[TASK GOAL] Transcribe every line of the listing below without any deviation.

[LISTED ENTRIES]
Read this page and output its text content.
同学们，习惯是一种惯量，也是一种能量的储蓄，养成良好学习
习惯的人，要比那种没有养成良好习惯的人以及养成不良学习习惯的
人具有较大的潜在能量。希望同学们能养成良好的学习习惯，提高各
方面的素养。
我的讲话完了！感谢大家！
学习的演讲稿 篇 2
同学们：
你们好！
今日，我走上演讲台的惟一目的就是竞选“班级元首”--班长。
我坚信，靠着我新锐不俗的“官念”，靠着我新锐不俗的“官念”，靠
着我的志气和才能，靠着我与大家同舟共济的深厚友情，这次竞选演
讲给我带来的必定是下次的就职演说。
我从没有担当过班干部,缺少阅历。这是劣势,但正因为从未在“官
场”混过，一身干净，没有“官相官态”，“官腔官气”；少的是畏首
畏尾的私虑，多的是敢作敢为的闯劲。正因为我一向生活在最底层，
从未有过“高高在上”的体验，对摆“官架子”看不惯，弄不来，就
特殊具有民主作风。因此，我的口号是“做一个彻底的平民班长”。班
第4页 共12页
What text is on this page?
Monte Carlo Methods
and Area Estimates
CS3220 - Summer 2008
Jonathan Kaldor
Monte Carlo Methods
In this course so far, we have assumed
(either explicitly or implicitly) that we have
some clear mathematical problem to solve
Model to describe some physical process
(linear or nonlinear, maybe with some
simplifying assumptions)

[SOLUTION TO THIS TASK]
Read this page and output its text content.
同学们，习惯是一种惯量，也是一种能量的储蓄，养成良好学习
习惯的人，要比那种没有养成良好习惯的人以及养成不良学习习惯的
人具有较大的潜在能量。希望同学们能养成良好的学习习惯，提高各
方面的素养。
我的讲话完了！感谢大家！
学习的演讲稿 篇 2
同学们：
你们好！
今日，我走上演讲台的惟一目的就是竞选“班级元首”--班长。
我坚信，靠着我新锐不俗的“官念”，靠着我新锐不俗的“官念”，靠
着我的志气和才能，靠着我与大家同舟共济的深厚友情，这次竞选演
讲给我带来的必定是下次的就职演说。
我从没有担当过班干部,缺少阅历。这是劣势,但正因为从未在“官
场”混过，一身干净，没有“官相官态”，“官腔官气”；少的是畏首
畏尾的私虑，多的是敢作敢为的闯劲。正因为我一向生活在最底层，
从未有过“高高在上”的体验，对摆“官架子”看不惯，弄不来，就
特殊具有民主作风。因此，我的口号是“做一个彻底的平民班长”。班
第4页 共12页
What text is on this page?
Monte Carlo Methods
and Area Estimates
CS3220 - Summer 2008
Jonathan Kaldor
Monte Carlo Methods
In this course so far, we have assumed
(either explicitly or implicitly) that we have
some clear mathematical problem to solve
Model to describe some physical process
(linear or nonlinear, maybe with some
simplifying assumptions)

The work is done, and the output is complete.